Given request: Every line containing the word "caption" needs to be found and copied.

--- start Listed records ---

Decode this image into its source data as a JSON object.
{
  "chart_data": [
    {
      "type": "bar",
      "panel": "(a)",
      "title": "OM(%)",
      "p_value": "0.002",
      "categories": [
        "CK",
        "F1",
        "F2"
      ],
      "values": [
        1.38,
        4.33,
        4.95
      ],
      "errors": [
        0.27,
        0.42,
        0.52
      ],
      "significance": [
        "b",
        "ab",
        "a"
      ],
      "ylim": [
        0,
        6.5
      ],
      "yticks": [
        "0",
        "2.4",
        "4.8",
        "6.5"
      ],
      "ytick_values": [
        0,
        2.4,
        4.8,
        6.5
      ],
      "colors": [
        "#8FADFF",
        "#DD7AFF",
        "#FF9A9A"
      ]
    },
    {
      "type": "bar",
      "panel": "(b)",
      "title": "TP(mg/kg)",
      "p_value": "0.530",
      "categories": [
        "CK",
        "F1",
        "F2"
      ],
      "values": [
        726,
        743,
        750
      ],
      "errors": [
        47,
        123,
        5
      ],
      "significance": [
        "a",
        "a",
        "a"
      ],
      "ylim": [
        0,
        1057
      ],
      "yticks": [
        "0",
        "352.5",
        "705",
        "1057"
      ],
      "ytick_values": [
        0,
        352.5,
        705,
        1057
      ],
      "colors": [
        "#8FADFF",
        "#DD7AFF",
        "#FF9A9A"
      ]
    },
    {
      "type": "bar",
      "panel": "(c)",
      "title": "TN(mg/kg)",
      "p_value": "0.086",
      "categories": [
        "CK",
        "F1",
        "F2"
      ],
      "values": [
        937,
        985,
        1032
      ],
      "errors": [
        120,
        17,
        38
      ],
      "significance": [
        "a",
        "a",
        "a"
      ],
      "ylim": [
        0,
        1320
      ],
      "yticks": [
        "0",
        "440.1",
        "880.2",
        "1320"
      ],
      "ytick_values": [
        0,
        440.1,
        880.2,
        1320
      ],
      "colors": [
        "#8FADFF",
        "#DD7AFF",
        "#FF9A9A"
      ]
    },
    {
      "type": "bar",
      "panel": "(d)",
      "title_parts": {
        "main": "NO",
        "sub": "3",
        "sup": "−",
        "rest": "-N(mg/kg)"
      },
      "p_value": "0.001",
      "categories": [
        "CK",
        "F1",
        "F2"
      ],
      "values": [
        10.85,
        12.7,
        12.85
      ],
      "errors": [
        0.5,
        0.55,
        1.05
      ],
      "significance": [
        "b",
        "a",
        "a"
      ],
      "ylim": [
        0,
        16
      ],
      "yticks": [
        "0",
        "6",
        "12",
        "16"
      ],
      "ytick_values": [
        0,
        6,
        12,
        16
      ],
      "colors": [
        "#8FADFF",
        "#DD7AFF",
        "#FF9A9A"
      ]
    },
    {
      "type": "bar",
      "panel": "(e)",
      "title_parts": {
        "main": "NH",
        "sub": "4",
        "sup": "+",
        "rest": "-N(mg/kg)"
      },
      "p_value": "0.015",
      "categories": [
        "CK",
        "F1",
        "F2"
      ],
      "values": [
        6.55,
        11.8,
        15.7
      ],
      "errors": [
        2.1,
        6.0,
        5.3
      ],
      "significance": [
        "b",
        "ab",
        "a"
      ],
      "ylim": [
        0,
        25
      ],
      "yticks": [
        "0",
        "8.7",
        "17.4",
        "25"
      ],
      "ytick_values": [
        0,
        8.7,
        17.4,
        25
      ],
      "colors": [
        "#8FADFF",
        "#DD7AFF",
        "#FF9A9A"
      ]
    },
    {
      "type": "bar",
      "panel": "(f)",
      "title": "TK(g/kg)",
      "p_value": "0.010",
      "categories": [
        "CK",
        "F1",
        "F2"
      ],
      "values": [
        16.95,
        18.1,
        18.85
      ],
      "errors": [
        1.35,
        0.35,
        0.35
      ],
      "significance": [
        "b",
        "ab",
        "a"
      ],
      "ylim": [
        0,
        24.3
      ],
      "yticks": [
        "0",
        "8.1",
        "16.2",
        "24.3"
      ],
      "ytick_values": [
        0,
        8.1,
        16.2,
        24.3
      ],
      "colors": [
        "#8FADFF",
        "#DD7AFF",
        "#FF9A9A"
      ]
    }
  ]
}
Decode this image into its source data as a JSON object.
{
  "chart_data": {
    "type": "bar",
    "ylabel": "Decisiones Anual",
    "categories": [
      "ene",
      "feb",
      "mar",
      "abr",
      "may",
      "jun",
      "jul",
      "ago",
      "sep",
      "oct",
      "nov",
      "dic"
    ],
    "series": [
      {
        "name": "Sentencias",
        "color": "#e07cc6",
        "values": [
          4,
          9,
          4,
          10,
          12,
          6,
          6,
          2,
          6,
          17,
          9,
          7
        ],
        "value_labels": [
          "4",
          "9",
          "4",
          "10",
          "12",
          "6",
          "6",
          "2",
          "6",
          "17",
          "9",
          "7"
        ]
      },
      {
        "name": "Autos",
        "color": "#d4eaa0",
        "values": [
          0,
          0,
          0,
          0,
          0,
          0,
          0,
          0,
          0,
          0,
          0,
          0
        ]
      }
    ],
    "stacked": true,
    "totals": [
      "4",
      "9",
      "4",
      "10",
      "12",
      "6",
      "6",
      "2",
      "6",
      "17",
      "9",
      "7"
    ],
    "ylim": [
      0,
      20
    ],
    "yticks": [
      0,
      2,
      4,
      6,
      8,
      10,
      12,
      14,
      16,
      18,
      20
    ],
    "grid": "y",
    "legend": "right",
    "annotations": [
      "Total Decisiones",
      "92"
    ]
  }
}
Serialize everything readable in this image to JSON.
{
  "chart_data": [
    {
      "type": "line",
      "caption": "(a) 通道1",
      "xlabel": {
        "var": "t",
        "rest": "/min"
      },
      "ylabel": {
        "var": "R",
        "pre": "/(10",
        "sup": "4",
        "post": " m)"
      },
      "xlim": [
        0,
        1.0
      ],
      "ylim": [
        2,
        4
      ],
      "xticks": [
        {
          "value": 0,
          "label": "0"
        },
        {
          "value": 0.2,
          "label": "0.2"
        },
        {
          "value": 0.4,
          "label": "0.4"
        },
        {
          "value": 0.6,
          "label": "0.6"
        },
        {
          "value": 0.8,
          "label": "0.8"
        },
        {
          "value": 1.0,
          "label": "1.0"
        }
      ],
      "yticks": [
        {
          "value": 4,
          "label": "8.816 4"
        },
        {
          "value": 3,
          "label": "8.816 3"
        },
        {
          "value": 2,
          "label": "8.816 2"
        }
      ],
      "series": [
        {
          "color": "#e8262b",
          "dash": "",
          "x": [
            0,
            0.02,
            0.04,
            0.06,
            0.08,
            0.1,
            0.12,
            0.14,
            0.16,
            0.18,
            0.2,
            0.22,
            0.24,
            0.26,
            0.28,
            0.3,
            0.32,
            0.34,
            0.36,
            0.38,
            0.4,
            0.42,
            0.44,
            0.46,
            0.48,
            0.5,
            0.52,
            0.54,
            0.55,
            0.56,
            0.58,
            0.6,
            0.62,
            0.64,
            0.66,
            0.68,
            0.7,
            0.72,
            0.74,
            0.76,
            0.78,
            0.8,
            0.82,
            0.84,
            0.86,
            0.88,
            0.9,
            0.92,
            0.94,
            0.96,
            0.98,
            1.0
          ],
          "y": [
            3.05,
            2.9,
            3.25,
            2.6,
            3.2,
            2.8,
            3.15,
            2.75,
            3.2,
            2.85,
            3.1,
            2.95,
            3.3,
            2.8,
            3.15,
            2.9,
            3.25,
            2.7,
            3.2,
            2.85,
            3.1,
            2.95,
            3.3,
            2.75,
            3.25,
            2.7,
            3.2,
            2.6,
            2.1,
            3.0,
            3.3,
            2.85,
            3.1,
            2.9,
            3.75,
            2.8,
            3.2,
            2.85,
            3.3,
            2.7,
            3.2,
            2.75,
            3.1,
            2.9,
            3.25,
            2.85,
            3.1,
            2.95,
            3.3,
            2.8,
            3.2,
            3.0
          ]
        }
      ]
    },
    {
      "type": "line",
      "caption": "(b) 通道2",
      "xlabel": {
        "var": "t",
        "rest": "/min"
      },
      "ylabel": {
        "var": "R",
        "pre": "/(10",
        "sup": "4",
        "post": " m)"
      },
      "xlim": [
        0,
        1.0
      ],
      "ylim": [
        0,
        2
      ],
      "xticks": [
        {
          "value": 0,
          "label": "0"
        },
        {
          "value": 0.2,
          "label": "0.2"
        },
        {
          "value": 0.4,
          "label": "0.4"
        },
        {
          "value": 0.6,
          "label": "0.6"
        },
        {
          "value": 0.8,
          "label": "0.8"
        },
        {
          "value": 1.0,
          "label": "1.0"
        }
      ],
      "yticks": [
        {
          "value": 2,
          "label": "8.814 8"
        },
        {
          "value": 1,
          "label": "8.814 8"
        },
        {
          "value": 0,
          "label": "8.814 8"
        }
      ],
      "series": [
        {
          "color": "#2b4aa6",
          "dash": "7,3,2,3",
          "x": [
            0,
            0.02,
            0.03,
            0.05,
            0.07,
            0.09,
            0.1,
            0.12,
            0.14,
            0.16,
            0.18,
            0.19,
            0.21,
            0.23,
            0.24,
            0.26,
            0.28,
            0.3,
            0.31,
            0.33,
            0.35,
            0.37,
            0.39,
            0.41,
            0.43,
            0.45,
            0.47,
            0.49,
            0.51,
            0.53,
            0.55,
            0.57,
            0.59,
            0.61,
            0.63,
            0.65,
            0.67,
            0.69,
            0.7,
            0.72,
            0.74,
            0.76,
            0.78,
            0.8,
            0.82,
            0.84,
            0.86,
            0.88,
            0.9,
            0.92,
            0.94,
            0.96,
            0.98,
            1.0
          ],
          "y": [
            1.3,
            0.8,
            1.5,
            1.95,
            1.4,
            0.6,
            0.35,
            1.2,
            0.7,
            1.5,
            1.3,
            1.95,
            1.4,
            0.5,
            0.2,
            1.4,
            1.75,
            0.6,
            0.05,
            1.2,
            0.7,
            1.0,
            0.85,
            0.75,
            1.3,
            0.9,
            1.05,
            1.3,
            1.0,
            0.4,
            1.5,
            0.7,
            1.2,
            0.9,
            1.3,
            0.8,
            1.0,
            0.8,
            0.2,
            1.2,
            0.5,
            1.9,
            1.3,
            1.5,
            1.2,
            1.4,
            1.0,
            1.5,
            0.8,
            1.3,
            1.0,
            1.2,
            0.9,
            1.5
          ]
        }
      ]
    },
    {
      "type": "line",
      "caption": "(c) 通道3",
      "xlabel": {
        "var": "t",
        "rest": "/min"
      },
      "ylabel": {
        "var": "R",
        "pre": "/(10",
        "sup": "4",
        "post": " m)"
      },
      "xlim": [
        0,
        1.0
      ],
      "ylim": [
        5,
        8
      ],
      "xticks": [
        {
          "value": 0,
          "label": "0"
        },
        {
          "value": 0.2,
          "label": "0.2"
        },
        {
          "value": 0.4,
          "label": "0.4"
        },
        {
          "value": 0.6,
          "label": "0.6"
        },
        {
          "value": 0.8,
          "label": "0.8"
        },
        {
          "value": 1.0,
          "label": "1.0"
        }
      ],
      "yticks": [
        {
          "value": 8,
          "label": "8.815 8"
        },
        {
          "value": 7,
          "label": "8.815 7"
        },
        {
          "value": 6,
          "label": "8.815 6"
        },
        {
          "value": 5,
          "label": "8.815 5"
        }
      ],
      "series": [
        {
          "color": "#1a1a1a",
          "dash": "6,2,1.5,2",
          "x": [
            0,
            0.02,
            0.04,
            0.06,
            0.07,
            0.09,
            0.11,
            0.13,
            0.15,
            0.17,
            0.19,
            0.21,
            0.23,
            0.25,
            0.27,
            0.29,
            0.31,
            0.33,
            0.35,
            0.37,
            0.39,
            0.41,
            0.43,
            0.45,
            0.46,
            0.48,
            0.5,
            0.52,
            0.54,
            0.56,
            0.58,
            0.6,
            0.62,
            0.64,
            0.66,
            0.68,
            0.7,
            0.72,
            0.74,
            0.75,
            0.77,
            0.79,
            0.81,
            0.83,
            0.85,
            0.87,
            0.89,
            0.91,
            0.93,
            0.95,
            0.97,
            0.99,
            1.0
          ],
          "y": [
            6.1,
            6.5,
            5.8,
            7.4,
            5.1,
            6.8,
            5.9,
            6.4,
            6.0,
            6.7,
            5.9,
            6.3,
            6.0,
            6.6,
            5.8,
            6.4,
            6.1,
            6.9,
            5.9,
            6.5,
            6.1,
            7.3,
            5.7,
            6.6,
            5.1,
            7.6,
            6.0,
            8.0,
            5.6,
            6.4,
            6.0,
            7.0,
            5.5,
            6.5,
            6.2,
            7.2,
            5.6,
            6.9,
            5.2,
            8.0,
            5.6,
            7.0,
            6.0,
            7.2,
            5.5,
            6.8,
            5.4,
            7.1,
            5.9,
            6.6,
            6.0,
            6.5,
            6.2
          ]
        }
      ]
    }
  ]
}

--- end Listed records ---

Task output:
      "caption": "(a) 通道1",
      "caption": "(b) 通道2",
      "caption": "(c) 通道3",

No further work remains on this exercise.